Observation data (J2000 epoch)
- Constellation: Ophiuchus
- Right ascension: 17^{h} 32^{m} 24.302^{s}
- Declination: +07° 03′ 36.97″
- Redshift: 0.005554
- Heliocentric radial velocity: 1,665 km/s
- Distance: 76.6 Mly (23.5 Mpc)

Characteristics
- Type: SAB(r)bc
- Mass: 1.05 × 10^{11} M_{☉}
- Size: 138,000 light years

Other designations
- IRAS 17299+0705, 2MASX J17322430+0703369, UGC 10891, MCG +01-45-001, PGC 60459, CGCG 055-007

= NGC 6384 =

Galaxy in the constellation of Ophiucus

NGC 6384 is an intermediate barred spiral galaxy located about 77 million light-years away in the northern part of the constellation Ophiuchus. It was discovered by German-British astronomer Albert Marth on 10 June 1863.

──────

Copy out the NGC 6384 entry in full, without any changes.

──────

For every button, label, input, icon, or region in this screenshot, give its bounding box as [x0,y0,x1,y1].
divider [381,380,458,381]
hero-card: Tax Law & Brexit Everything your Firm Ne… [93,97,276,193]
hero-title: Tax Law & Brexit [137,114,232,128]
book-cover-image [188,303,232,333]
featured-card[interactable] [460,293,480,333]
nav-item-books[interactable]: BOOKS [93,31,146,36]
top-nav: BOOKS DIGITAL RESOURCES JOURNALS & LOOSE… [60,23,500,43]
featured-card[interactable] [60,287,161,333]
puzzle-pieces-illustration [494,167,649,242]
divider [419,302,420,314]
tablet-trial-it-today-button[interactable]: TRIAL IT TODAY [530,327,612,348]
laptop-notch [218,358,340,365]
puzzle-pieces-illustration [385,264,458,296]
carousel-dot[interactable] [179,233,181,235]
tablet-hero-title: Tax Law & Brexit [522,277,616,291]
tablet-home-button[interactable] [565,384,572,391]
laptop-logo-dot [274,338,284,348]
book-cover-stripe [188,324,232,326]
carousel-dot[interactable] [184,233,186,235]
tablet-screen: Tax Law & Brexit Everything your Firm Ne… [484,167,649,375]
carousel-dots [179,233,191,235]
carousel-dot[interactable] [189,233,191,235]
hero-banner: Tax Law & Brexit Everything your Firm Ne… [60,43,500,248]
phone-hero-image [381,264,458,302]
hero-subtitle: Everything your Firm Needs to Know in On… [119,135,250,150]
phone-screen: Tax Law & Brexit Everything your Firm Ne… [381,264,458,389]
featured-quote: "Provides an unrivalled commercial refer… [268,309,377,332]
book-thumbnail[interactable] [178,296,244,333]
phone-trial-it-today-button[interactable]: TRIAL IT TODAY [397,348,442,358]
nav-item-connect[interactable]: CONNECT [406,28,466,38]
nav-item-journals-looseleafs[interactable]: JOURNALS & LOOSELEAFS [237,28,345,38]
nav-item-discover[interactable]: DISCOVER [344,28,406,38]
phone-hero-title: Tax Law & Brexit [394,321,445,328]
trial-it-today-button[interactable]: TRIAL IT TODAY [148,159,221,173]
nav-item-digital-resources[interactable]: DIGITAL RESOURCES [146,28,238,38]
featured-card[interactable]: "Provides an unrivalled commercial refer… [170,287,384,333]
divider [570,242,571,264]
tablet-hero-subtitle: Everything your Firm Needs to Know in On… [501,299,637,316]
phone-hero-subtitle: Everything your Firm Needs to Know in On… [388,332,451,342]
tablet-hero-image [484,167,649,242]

──────

** SOLUTION BELOW **
Observation data (J2000 epoch)
- Constellation: Ophiuchus
- Right ascension: 17^{h} 32^{m} 24.302^{s}
- Declination: +07° 03′ 36.97″
- Redshift: 0.005554
- Heliocentric radial velocity: 1,665 km/s
- Distance: 76.6 Mly (23.5 Mpc)

Characteristics
- Type: SAB(r)bc
- Mass: 1.05 × 10^{11} M_{☉}
- Size: 138,000 light years

Other designations
- IRAS 17299+0705, 2MASX J17322430+0703369, UGC 10891, MCG +01-45-001, PGC 60459, CGCG 055-007

= NGC 6384 =

Galaxy in the constellation of Ophiucus

NGC 6384 is an intermediate barred spiral galaxy located about 77 million light-years away in the northern part of the constellation Ophiuchus. It was discovered by German-British astronomer Albert Marth on 10 June 1863.